What is being asked -
Give the data again exactly as written, skipping any pictures.

Data supplied -
_ _ _ _ _

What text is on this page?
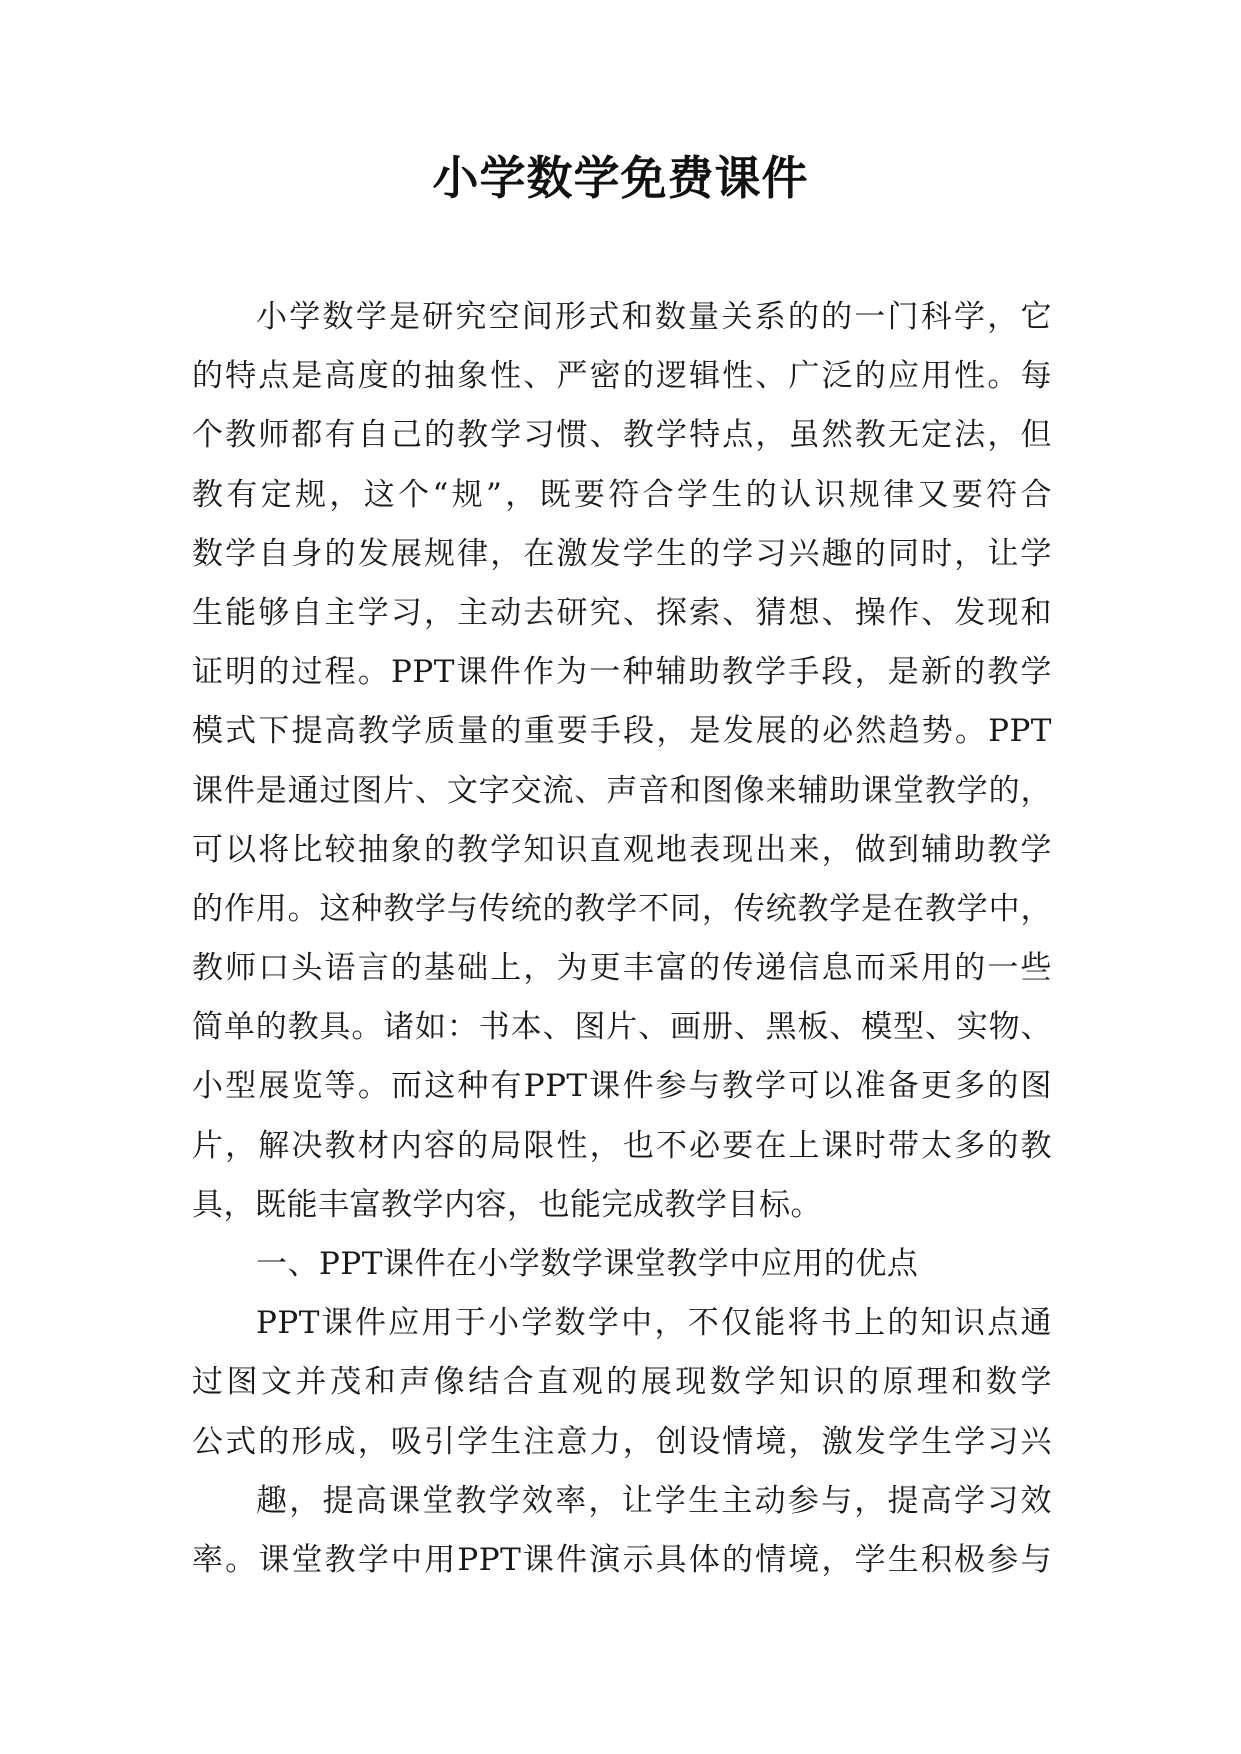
小学数学免费课件
小学数学是研究空间形式和数量关系的的一门科学，它
的特点是高度的抽象性、严密的逻辑性、广泛的应用性。每
个教师都有自己的教学习惯、教学特点，虽然教无定法，但
教有定规，这个“规”，既要符合学生的认识规律又要符合
数学自身的发展规律，在激发学生的学习兴趣的同时，让学
生能够自主学习，主动去研究、探索、猜想、操作、发现和
证明的过程。PPT课件作为一种辅助教学手段，是新的教学
模式下提高教学质量的重要手段，是发展的必然趋势。PPT
课件是通过图片、文字交流、声音和图像来辅助课堂教学的，
可以将比较抽象的教学知识直观地表现出来，做到辅助教学
的作用。这种教学与传统的教学不同，传统教学是在教学中，
教师口头语言的基础上，为更丰富的传递信息而采用的一些
简单的教具。诸如：书本、图片、画册、黑板、模型、实物、
小型展览等。而这种有PPT课件参与教学可以准备更多的图
片，解决教材内容的局限性，也不必要在上课时带太多的教
具，既能丰富教学内容，也能完成教学目标。
一、PPT课件在小学数学课堂教学中应用的优点
PPT课件应用于小学数学中，不仅能将书上的知识点通
过图文并茂和声像结合直观的展现数学知识的原理和数学
公式的形成，吸引学生注意力，创设情境，激发学生学习兴
趣，提高课堂教学效率，让学生主动参与，提高学习效
率。课堂教学中用PPT课件演示具体的情境，学生积极参与
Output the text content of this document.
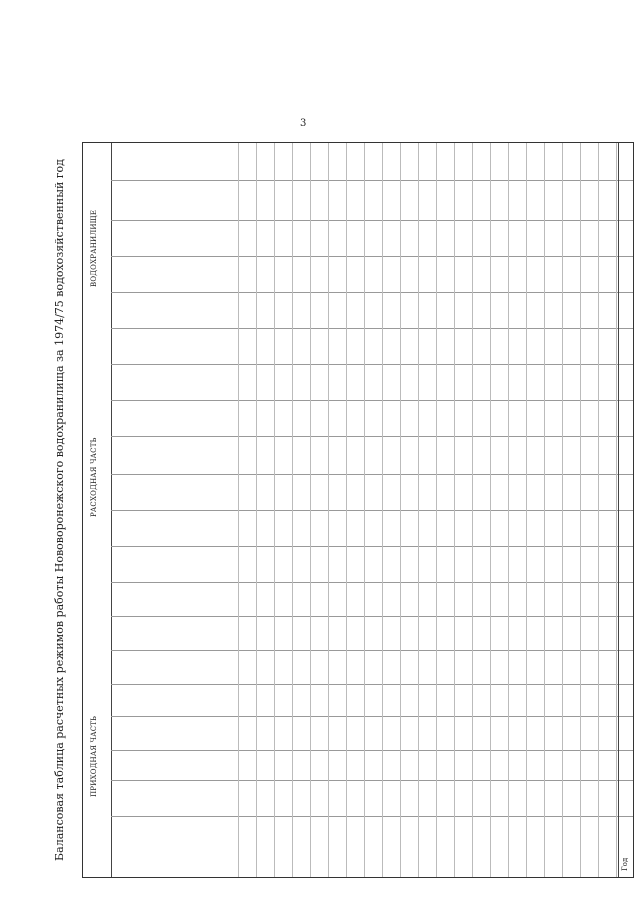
3
Балансовая таблица расчетных режимов работы Нововоронежского водохранилища за 1974/75 водохозяйственный год	ПРИХОДНАЯ ЧАСТЬ
РАСХОДНАЯ ЧАСТЬ
ВОДОХРАНИЛИЩЕ
Год
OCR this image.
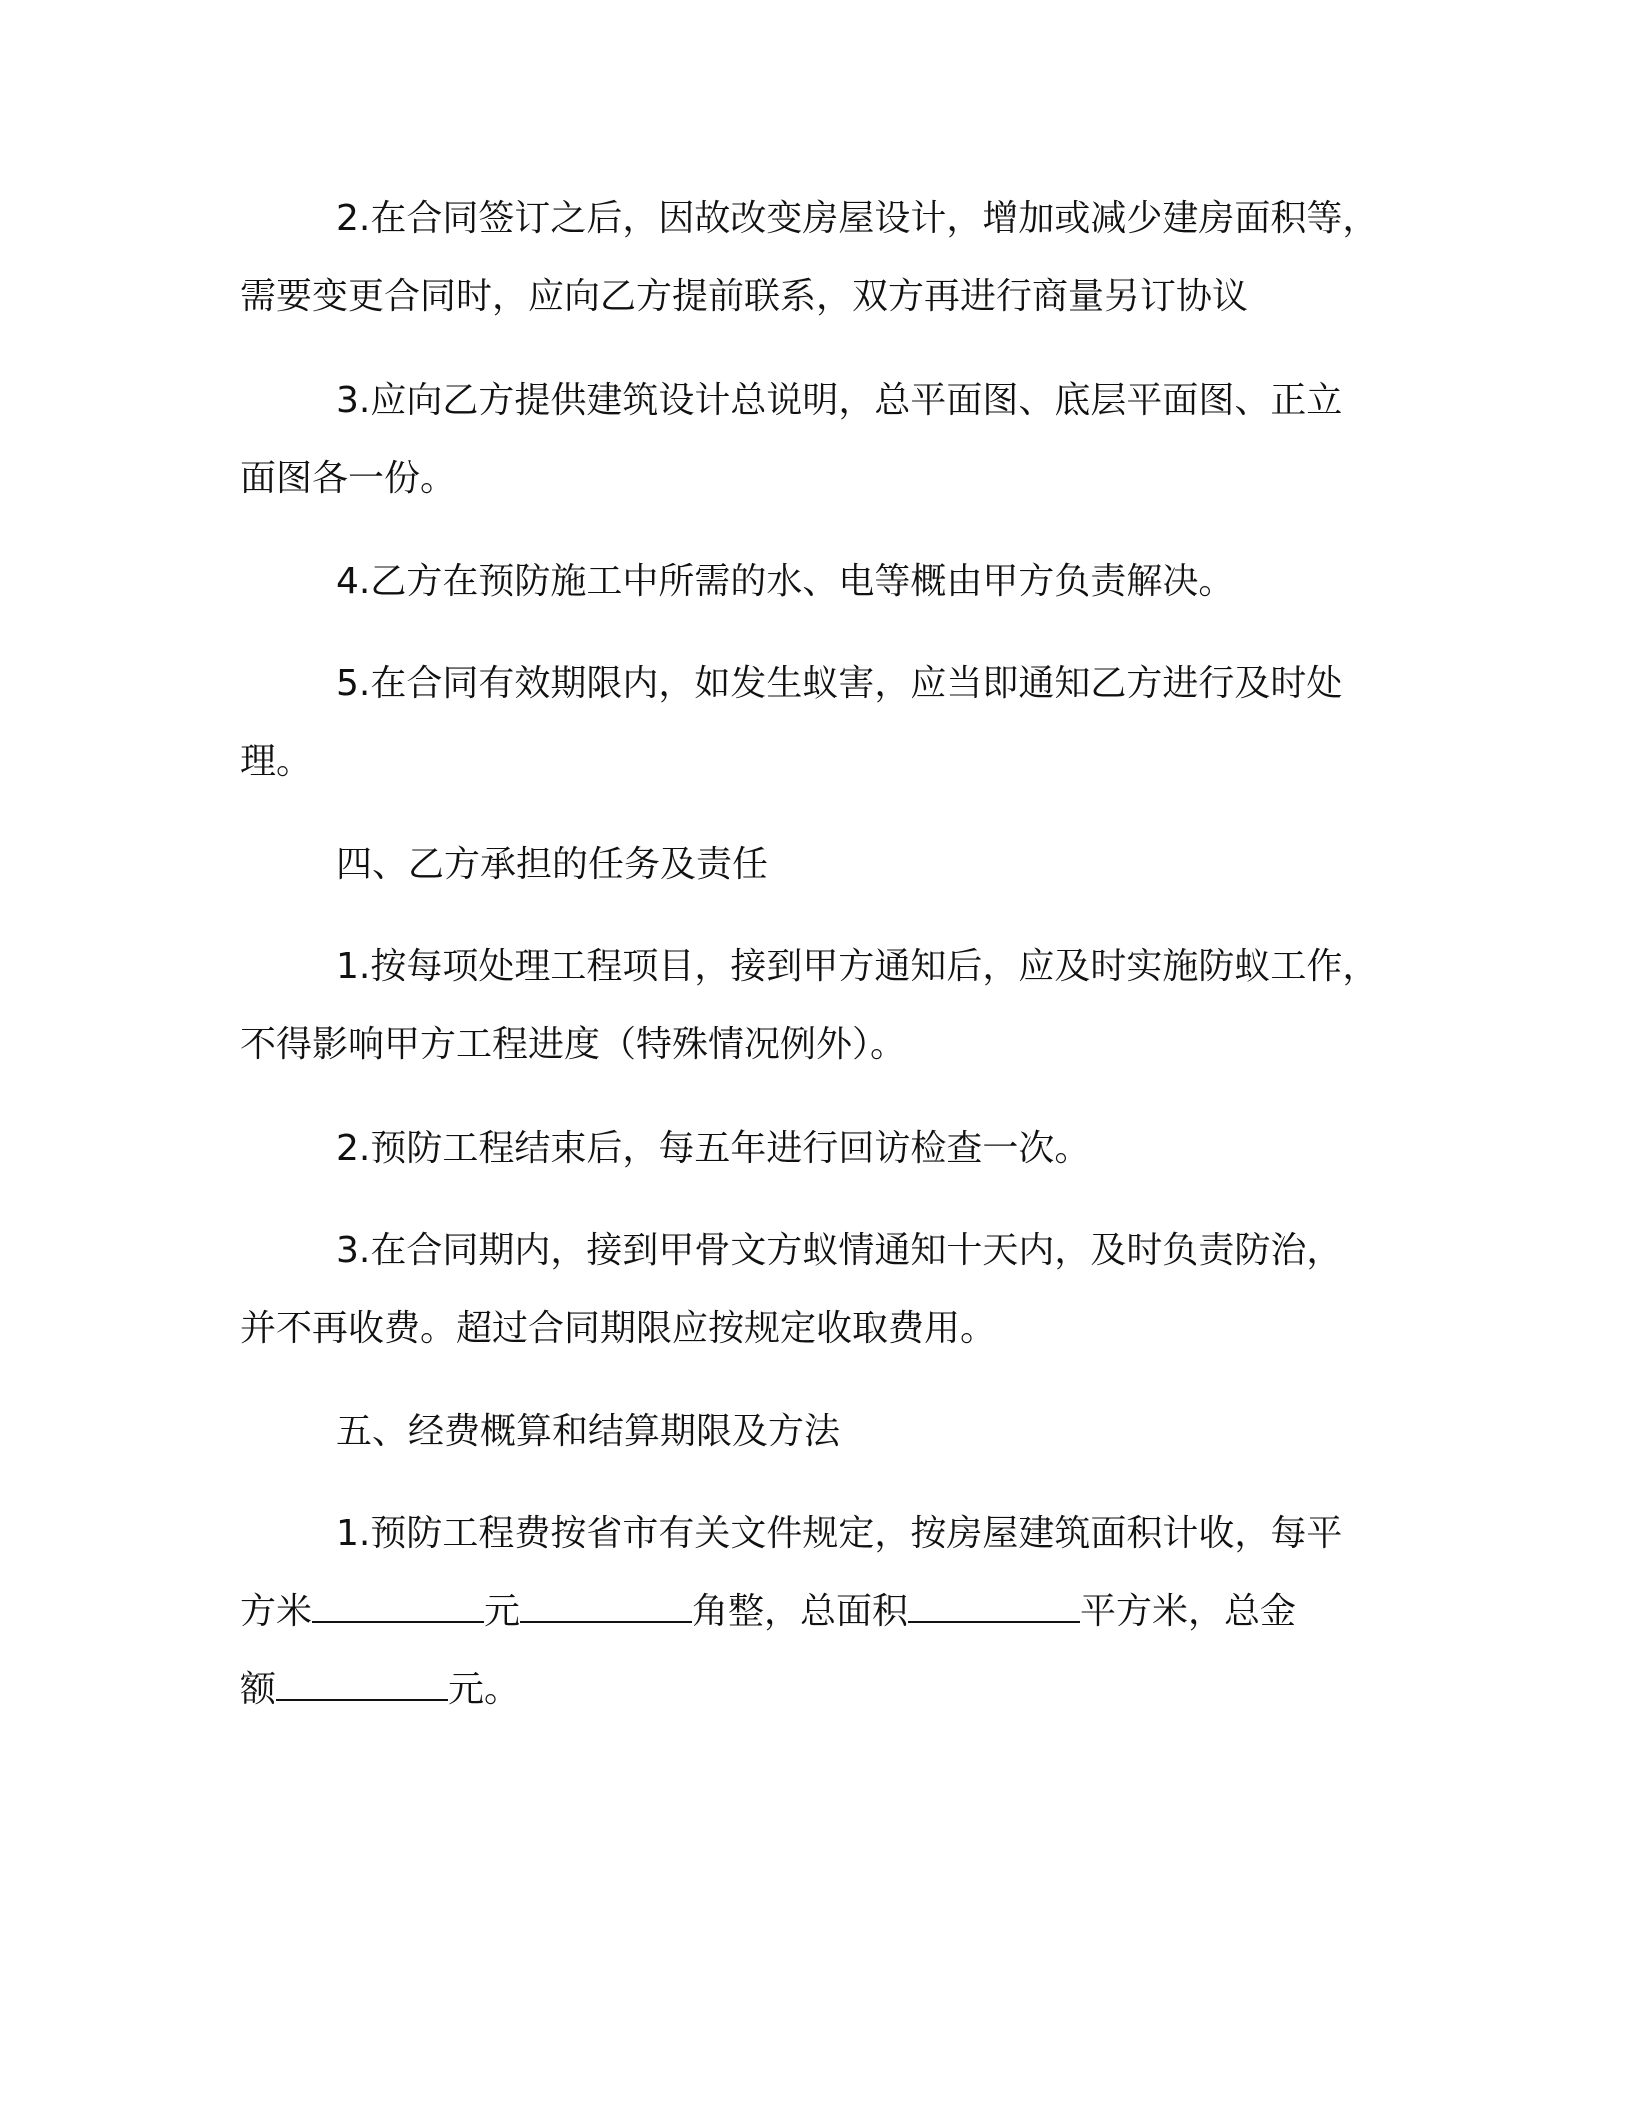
2.在合同签订之后，因故改变房屋设计，增加或减少建房面积等，
需要变更合同时，应向乙方提前联系，双方再进行商量另订协议
3.应向乙方提供建筑设计总说明，总平面图、底层平面图、正立
面图各一份。
4.乙方在预防施工中所需的水、电等概由甲方负责解决。
5.在合同有效期限内，如发生蚁害，应当即通知乙方进行及时处
理。
四、乙方承担的任务及责任
1.按每项处理工程项目，接到甲方通知后，应及时实施防蚁工作，
不得影响甲方工程进度（特殊情况例外）。
2.预防工程结束后，每五年进行回访检查一次。
3.在合同期内，接到甲骨文方蚁情通知十天内，及时负责防治，
并不再收费。超过合同期限应按规定收取费用。
五、经费概算和结算期限及方法
1.预防工程费按省市有关文件规定，按房屋建筑面积计收，每平
方米	元	角整，总面积	平方米，总金
额	元。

_ _ _ _ _

Exercise solution -
What text is on this page?
小学数学免费课件
小学数学是研究空间形式和数量关系的的一门科学，它
的特点是高度的抽象性、严密的逻辑性、广泛的应用性。每
个教师都有自己的教学习惯、教学特点，虽然教无定法，但
教有定规，这个“规”，既要符合学生的认识规律又要符合
数学自身的发展规律，在激发学生的学习兴趣的同时，让学
生能够自主学习，主动去研究、探索、猜想、操作、发现和
证明的过程。PPT课件作为一种辅助教学手段，是新的教学
模式下提高教学质量的重要手段，是发展的必然趋势。PPT
课件是通过图片、文字交流、声音和图像来辅助课堂教学的，
可以将比较抽象的教学知识直观地表现出来，做到辅助教学
的作用。这种教学与传统的教学不同，传统教学是在教学中，
教师口头语言的基础上，为更丰富的传递信息而采用的一些
简单的教具。诸如：书本、图片、画册、黑板、模型、实物、
小型展览等。而这种有PPT课件参与教学可以准备更多的图
片，解决教材内容的局限性，也不必要在上课时带太多的教
具，既能丰富教学内容，也能完成教学目标。
一、PPT课件在小学数学课堂教学中应用的优点
PPT课件应用于小学数学中，不仅能将书上的知识点通
过图文并茂和声像结合直观的展现数学知识的原理和数学
公式的形成，吸引学生注意力，创设情境，激发学生学习兴
趣，提高课堂教学效率，让学生主动参与，提高学习效
率。课堂教学中用PPT课件演示具体的情境，学生积极参与
Output the text content of this document.
3
Балансовая таблица расчетных режимов работы Нововоронежского водохранилища за 1974/75 водохозяйственный год	ПРИХОДНАЯ ЧАСТЬ
РАСХОДНАЯ ЧАСТЬ
ВОДОХРАНИЛИЩЕ
Год
OCR this image.
2.在合同签订之后，因故改变房屋设计，增加或减少建房面积等，
需要变更合同时，应向乙方提前联系，双方再进行商量另订协议
3.应向乙方提供建筑设计总说明，总平面图、底层平面图、正立
面图各一份。
4.乙方在预防施工中所需的水、电等概由甲方负责解决。
5.在合同有效期限内，如发生蚁害，应当即通知乙方进行及时处
理。
四、乙方承担的任务及责任
1.按每项处理工程项目，接到甲方通知后，应及时实施防蚁工作，
不得影响甲方工程进度（特殊情况例外）。
2.预防工程结束后，每五年进行回访检查一次。
3.在合同期内，接到甲骨文方蚁情通知十天内，及时负责防治，
并不再收费。超过合同期限应按规定收取费用。
五、经费概算和结算期限及方法
1.预防工程费按省市有关文件规定，按房屋建筑面积计收，每平
方米	元	角整，总面积	平方米，总金
额	元。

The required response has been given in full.